Find the number of lines containing the string "this" in the data. Answer with the number by itself.

— Begin Provided data —

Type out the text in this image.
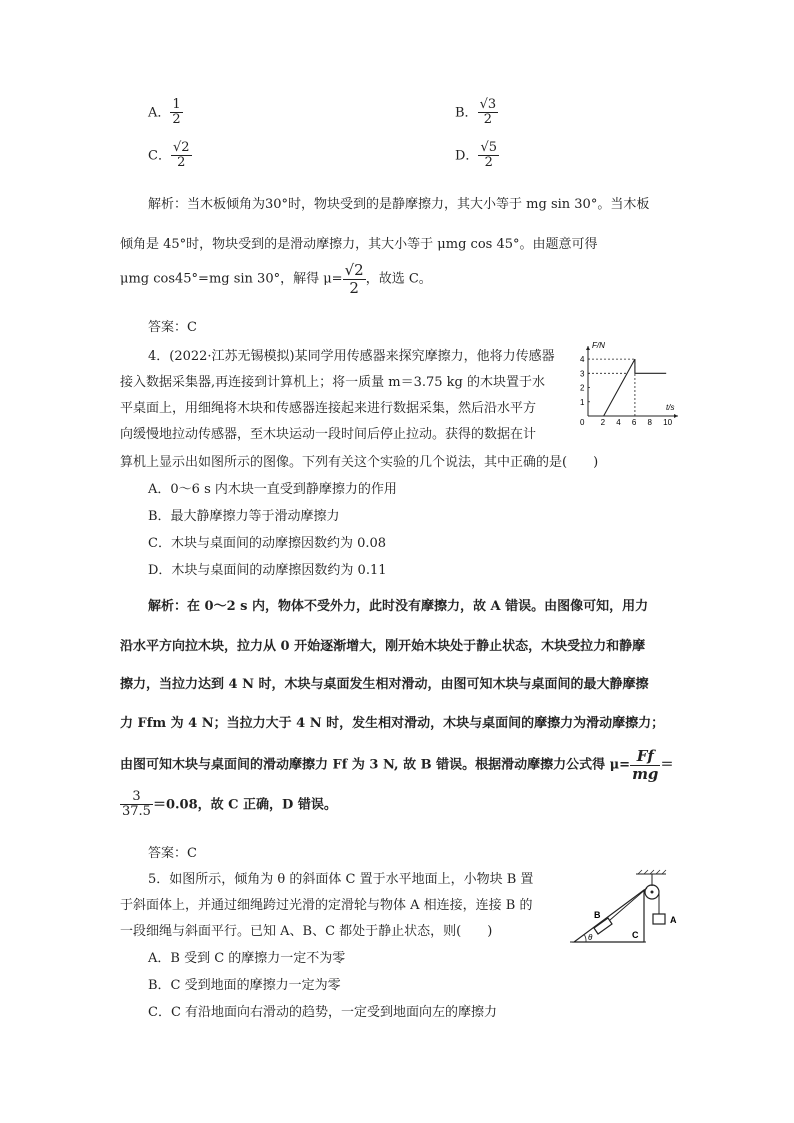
A． $\frac{1}{2}$	B． $\frac{√3}{2}$
C． $\frac{√2}{2}$	D． $\frac{√5}{2}$
解析：当木板倾角为30°时，物块受到的是静摩擦力，其大小等于 mg sin 30°。当木板
倾角是 45°时，物块受到的是滑动摩擦力，其大小等于 μmg cos 45°。由题意可得
μmg cos45°=mg sin 30°，解得 $\mu= \frac{√2}{2}$ ，故选 C。
答案：C
4．(2022·江苏无锡模拟)某同学用传感器来探究摩擦力，他将力传感器
接入数据采集器,再连接到计算机上；将一质量 m＝3.75 kg 的木块置于水
平桌面上，用细绳将木块和传感器连接起来进行数据采集，然后沿水平方
向缓慢地拉动传感器，至木块运动一段时间后停止拉动。获得的数据在计
算机上显示出如图所示的图像。下列有关这个实验的几个说法，其中正确的是(　　)
F/N
t/s
0 2 4 6 8 10
1
2
3
4
A．0～6 s 内木块一直受到静摩擦力的作用
B．最大静摩擦力等于滑动摩擦力
C．木块与桌面间的动摩擦因数约为 0.08
D．木块与桌面间的动摩擦因数约为 0.11
解析：在 0～2 s 内，物体不受外力，此时没有摩擦力，故 A 错误。由图像可知，用力
沿水平方向拉木块，拉力从 0 开始逐渐增大，刚开始木块处于静止状态，木块受拉力和静摩
擦力，当拉力达到 4 N 时，木块与桌面发生相对滑动，由图可知木块与桌面间的最大静摩擦
力 Ffm 为 4 N；当拉力大于 4 N 时，发生相对滑动，木块与桌面间的摩擦力为滑动摩擦力；
由图可知木块与桌面间的滑动摩擦力 Ff 为 3 N, 故 B 错误。根据滑动摩擦力公式得 $\mu= \frac{Ff}{mg}$ ＝
$\frac{3}{37.5} =0.08$，故 C 正确，D 错误。
答案：C
5．如图所示，倾角为 θ 的斜面体 C 置于水平地面上，小物块 B 置
于斜面体上，并通过细绳跨过光滑的定滑轮与物体 A 相连接，连接 B 的
一段细绳与斜面平行。已知 A、B、C 都处于静止状态，则(　　)
A．B 受到 C 的摩擦力一定不为零
B．C 受到地面的摩擦力一定为零
C．C 有沿地面向右滑动的趋势，一定受到地面向左的摩擦力
θ
B	A
C
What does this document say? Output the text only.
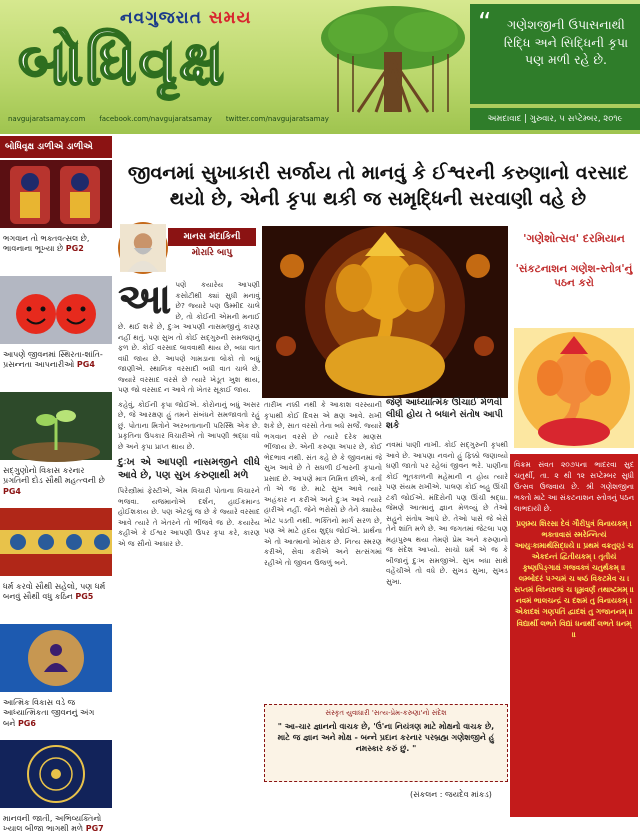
નવગુજરાત સમય
બોધિવૃક્ષ
“	ગણેશજીની ઉપાસનાથી રિદ્ધિ અને સિદ્ધિની કૃપા પણ મળી રહે છે.
navgujaratsamay.com facebook.com/navgujaratsamay twitter.com/navgujaratsamay	અમદાવાદ | ગુરુવાર, ૫ સપ્ટેમ્બર, ૨૦૧૯
બોધિવૃક્ષ ડાળીએ ડાળીએ
ભગવાન તો ભક્તવત્સલ છે, ભાવનાના ભૂખ્યા છે PG2
આપણે જીવનમાં સ્થિરતા-શાંતિ-પ્રસન્નતા આપનારીઓ PG4
સદ્ગુણોનો વિકાસ કરનાર પ્રગતિની દોડ સૌથી મહત્ત્વની છે PG4
ધર્મ કરવો સૌથી સહેલો, પણ ધર્મ બનવું સૌથી વધુ કઠિન PG5
આત્મિક વિકાસ વડે જ આધ્યાત્મિકતા જીવનનું અંગ બને PG6
માનવની જાતી, અભિવ્યક્તિનો ખ્યાલ બીજા ભાગથી મળે PG7
જીવનમાં સુખાકારી સર્જાય તો માનવું કે ઈશ્વરની કરુણાનો વરસાદ થયો છે, એની કૃપા થકી જ સમૃદ્ધિની સરવાણી વહે છે
માનસ મંદાકિની
મોરારિ બાપુ
આ પણે કયારેય આપણી કસોટીથી ક્યાં સુધી મનાવું છે? જ્યારે પણ ઉમ્મીદ ચાલે છે, તો કોઈની એમની મનાઈ છે. થઈ શકે છે, દુઃખ આપણી નાસમજીનું કારણ નહીં થતું. પણ સુખ તો કોઈ સદ્ગુરુની સમજણનું ફળ છે. કોઈ વરસાદ લાવવાથી થાય છે, બધા વાત વધી જાય છે. આપણે ગામડાના લોકો તો બધું જાણીએ. સ્થાનિક વરસાદી બધી વાત ચાલે છે. જ્યારે વરસાદ વરસે છે ત્યારે ખેડૂત ખુશ થાય, પણ જો વરસાદ ન આવે તો ખેતર સૂકાઈ જાય.

કહેવું, કોઈની કૃપા જોઈએ. કોરોનાનું બધું અસર છે, જે આરક્ષણ હું તમને સંબંધને સમજાવતો રહું છું. પોતાના મિત્રોને અરબતાનાની પરિસ્થિ એક છે. પ્રકૃતિના ઉપકાર વિચારીએ તો આપણી શ્રદ્ધા વધે છે અને કૃપા પ્રાપ્ત થાય છે.

દુઃખ એ આપણી નાસમજીને લીધે આવે છે, પણ સુખ કરુણાથી મળે

પિરેસ્ત્રીમાં ફેસ્ટીએ, એમ વિચારી પોતાના વિચારને ભજવા. યજમાનોએ દર્શન, હાઈકમાન્ડ હોઈશકાય છે. પણ એટલું જ છે કે જ્યારે વરસાદ આવે ત્યારે તે ખેતરને તો ભીંજવે જ છે. કયારેય કહીએ કે ઈશ્વર આપણી ઉપર કૃપા કરે, કારણ એ જ સૌનો આધાર છે.

તારીખ નક્કી નથી કે આકાશ વરસ્યાની કૃપાથી કોઈ દિવસ એ ક્ષણ આવે. રાખી શકે છે, સાત વરસો તેના બધે સર્જે. જ્યારે ભગવાન વરસે છે ત્યારે દરેક માણસ ભીંજાય છે. એની કરુણા અપાર છે, કોઈ ભેદભાવ નથી. સંત કહે છે કે જીવનમાં જે સુખ આવે છે તે સઘળી ઈશ્વરની કૃપાનો પ્રસાદ છે. આપણે માત્ર નિમિત્ત છીએ, કર્તા તો એ જ છે. માટે સુખ આવે ત્યારે અહંકાર ન કરીએ અને દુઃખ આવે ત્યારે હારીએ નહીં. જેને ભરોસો છે તેને ક્યારેય ખોટ પડતી નથી. ભક્તિનો માર્ગ સરળ છે, પણ એ માટે હૃદય શુદ્ધ જોઈએ. પ્રાર્થના એ તો આત્માનો ખોરાક છે. નિત્ય સ્મરણ કરીએ, સેવા કરીએ અને સત્સંગમાં રહીએ તો જીવન ઉજળું બને.

જેણે આધ્યાત્મિક ઊંચાઈ મેળવી લીધી હોય તે બધાને સંતોષ આપી શકે

નવમાં પાણી નાખી. કોઈ સદ્ગુરુની કૃપથી આવે છે. આપણા નવનો હું ફિક્કો જણાવ્યો ઘણી જાતો પર રહેલાં જીવન ભરે. પાણીના કોઈ ભૂતકાળની મહેમાની ન હોય ત્યારે પણ સંયમ રાખીએ. પાલણ કોઈ બહુ ઊંચી ટકી જોઈએ. મંદિરોની પણ ઊંચી શ્રદ્ધા. જેમણે આત્માનું જ્ઞાન મેળવ્યું છે તેઓ સહુને સંતોષ આપે છે. તેઓ પાસે જે બેસે તેને શાંતિ મળે છે. આ જગતમાં જેટલા પણ મહાપુરુષ થયા તેમણે પ્રેમ અને કરુણાનો જ સંદેશ આપ્યો. સાચો ધર્મ એ જ કે બીજાનું દુઃખ સમજીએ. સુખ બધા સાથે વહેંચીએ તો વધે છે. સુખડ સુખા, સુખડ સુખા.

સંસ્કૃત યુવાધારી 'સત્ય-પ્રેમ-કરુણા'નો સંદેશ
" આ-ચાર જ્ઞાનનો વાચક છે, 'ઉં'ના નિયંત્રણ માટે મોક્ષનો વાચક છે, માટે જ જ્ઞાન અને મોક્ષ - બન્ને પ્રદાન કરનાર પરબ્રહ્મ ગણેશજીને હું નમસ્કાર કરું છું. "
(સંકલન : જયદેવ માંકડ)
'ગણેશોત્સવ' દરમિયાન
'સંકટનાશન ગણેશ-સ્તોત્ર'નું પઠન કરો

વિક્રમ સંવત ૨૦૭૫ના ભાદરવા સુદ ચતુર્થી, તા. ૨ થી ૧૨ સપ્ટેમ્બર સુધી ઉત્સવ ઉજવાય છે. શ્રી ગણેશજીના ભક્તો માટે આ સંકટનાશન સ્તોત્રનું પઠન લાભદાયી છે.

પ્રણમ્ય શિરસા દેવં ગૌરીપુત્રં વિનાયકમ્ । ભક્તાવાસં સ્મરેન્નિત્યં આયુઃકામાર્થસિદ્ધયે ॥ પ્રથમં વક્રતુણ્ડં ચ એકદન્તં દ્વિતીયકમ્ । તૃતીયં કૃષ્ણપિઙ્ગાક્ષં ગજવક્ત્રં ચતુર્થકમ્ ॥ લમ્બોદરં પઞ્ચમં ચ ષષ્ઠં વિકટમેવ ચ । સપ્તમં વિઘ્નરાજં ચ ધૂમ્રવર્ણં તથાષ્ટમમ્ ॥ નવમં ભાલચન્દ્રં ચ દશમં તુ વિનાયકમ્ । એકાદશં ગણપતિં દ્વાદશં તુ ગજાનનમ્ ॥ વિદ્યાર્થી લભતે વિદ્યાં ધનાર્થી લભતે ધનમ્ ॥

— End Provided data —

*Result*. 2